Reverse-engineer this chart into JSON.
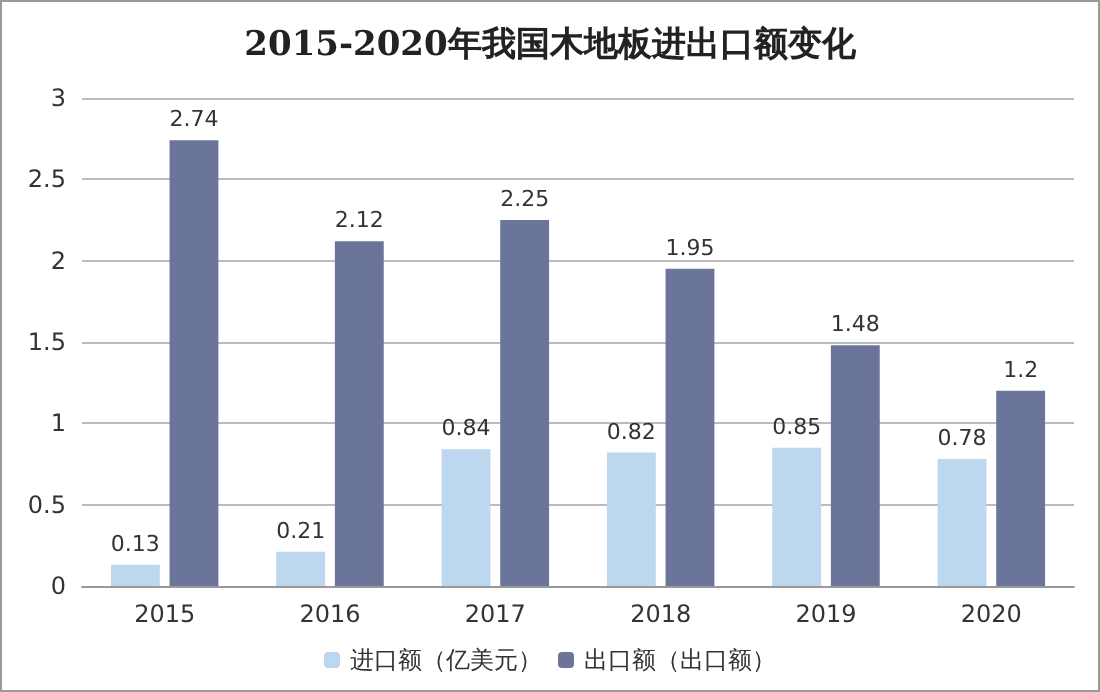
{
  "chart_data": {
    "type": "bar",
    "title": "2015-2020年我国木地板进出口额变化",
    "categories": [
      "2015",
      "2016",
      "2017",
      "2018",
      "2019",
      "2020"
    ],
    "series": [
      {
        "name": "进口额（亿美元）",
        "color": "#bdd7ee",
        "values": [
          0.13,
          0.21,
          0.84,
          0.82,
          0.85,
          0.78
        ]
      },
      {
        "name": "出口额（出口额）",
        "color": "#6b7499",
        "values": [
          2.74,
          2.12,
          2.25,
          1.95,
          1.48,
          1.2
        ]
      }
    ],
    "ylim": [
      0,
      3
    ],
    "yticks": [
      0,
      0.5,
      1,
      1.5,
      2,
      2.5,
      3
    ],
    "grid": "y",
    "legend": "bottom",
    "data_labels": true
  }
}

REQUEST: Repeat the listing verbatim. Skip the pictures.

RESULT OF THIS TASK:
Reverse-engineer this chart into JSON.
{
  "chart_data": {
    "type": "bar",
    "title": "2015-2020年我国木地板进出口额变化",
    "categories": [
      "2015",
      "2016",
      "2017",
      "2018",
      "2019",
      "2020"
    ],
    "series": [
      {
        "name": "进口额（亿美元）",
        "color": "#bdd7ee",
        "values": [
          0.13,
          0.21,
          0.84,
          0.82,
          0.85,
          0.78
        ]
      },
      {
        "name": "出口额（出口额）",
        "color": "#6b7499",
        "values": [
          2.74,
          2.12,
          2.25,
          1.95,
          1.48,
          1.2
        ]
      }
    ],
    "ylim": [
      0,
      3
    ],
    "yticks": [
      0,
      0.5,
      1,
      1.5,
      2,
      2.5,
      3
    ],
    "grid": "y",
    "legend": "bottom",
    "data_labels": true
  }
}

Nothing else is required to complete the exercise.